GOAL - Transcribe the records below exactly.

SOURCE RECORDS -
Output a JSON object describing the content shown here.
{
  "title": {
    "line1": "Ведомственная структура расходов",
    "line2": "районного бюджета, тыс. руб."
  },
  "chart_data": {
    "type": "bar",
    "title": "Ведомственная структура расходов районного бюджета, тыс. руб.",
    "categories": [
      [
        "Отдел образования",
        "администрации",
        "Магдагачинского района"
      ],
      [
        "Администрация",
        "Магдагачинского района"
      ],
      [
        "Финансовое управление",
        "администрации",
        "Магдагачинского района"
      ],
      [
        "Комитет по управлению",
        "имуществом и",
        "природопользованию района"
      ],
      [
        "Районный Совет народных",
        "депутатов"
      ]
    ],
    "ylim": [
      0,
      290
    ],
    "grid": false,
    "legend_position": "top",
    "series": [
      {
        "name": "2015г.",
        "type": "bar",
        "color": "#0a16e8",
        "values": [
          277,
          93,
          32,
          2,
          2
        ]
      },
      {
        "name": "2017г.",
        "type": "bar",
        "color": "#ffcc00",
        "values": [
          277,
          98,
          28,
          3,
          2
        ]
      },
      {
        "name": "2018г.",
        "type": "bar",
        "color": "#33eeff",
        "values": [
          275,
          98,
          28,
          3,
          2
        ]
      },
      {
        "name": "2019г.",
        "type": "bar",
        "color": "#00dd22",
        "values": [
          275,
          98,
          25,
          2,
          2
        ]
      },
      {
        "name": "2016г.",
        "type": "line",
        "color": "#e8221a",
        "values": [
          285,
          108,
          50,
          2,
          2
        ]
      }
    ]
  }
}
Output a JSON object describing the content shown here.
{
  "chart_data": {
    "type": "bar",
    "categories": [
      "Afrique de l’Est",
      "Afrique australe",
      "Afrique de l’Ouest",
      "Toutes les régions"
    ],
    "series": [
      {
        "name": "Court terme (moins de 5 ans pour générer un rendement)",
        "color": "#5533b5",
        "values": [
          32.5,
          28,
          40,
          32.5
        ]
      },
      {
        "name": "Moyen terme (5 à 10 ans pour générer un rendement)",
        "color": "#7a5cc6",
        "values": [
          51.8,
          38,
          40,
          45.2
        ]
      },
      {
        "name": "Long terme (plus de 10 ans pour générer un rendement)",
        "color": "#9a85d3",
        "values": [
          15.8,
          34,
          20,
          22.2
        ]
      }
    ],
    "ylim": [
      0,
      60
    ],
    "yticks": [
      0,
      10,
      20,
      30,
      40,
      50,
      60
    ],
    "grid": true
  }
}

SOLUTION TO THE EXERCISE -
Output a JSON object describing the content shown here.
{
  "title": {
    "line1": "Ведомственная структура расходов",
    "line2": "районного бюджета, тыс. руб."
  },
  "chart_data": {
    "type": "bar",
    "title": "Ведомственная структура расходов районного бюджета, тыс. руб.",
    "categories": [
      [
        "Отдел образования",
        "администрации",
        "Магдагачинского района"
      ],
      [
        "Администрация",
        "Магдагачинского района"
      ],
      [
        "Финансовое управление",
        "администрации",
        "Магдагачинского района"
      ],
      [
        "Комитет по управлению",
        "имуществом и",
        "природопользованию района"
      ],
      [
        "Районный Совет народных",
        "депутатов"
      ]
    ],
    "ylim": [
      0,
      290
    ],
    "grid": false,
    "legend_position": "top",
    "series": [
      {
        "name": "2015г.",
        "type": "bar",
        "color": "#0a16e8",
        "values": [
          277,
          93,
          32,
          2,
          2
        ]
      },
      {
        "name": "2017г.",
        "type": "bar",
        "color": "#ffcc00",
        "values": [
          277,
          98,
          28,
          3,
          2
        ]
      },
      {
        "name": "2018г.",
        "type": "bar",
        "color": "#33eeff",
        "values": [
          275,
          98,
          28,
          3,
          2
        ]
      },
      {
        "name": "2019г.",
        "type": "bar",
        "color": "#00dd22",
        "values": [
          275,
          98,
          25,
          2,
          2
        ]
      },
      {
        "name": "2016г.",
        "type": "line",
        "color": "#e8221a",
        "values": [
          285,
          108,
          50,
          2,
          2
        ]
      }
    ]
  }
}
Output a JSON object describing the content shown here.
{
  "chart_data": {
    "type": "bar",
    "categories": [
      "Afrique de l’Est",
      "Afrique australe",
      "Afrique de l’Ouest",
      "Toutes les régions"
    ],
    "series": [
      {
        "name": "Court terme (moins de 5 ans pour générer un rendement)",
        "color": "#5533b5",
        "values": [
          32.5,
          28,
          40,
          32.5
        ]
      },
      {
        "name": "Moyen terme (5 à 10 ans pour générer un rendement)",
        "color": "#7a5cc6",
        "values": [
          51.8,
          38,
          40,
          45.2
        ]
      },
      {
        "name": "Long terme (plus de 10 ans pour générer un rendement)",
        "color": "#9a85d3",
        "values": [
          15.8,
          34,
          20,
          22.2
        ]
      }
    ],
    "ylim": [
      0,
      60
    ],
    "yticks": [
      0,
      10,
      20,
      30,
      40,
      50,
      60
    ],
    "grid": true
  }
}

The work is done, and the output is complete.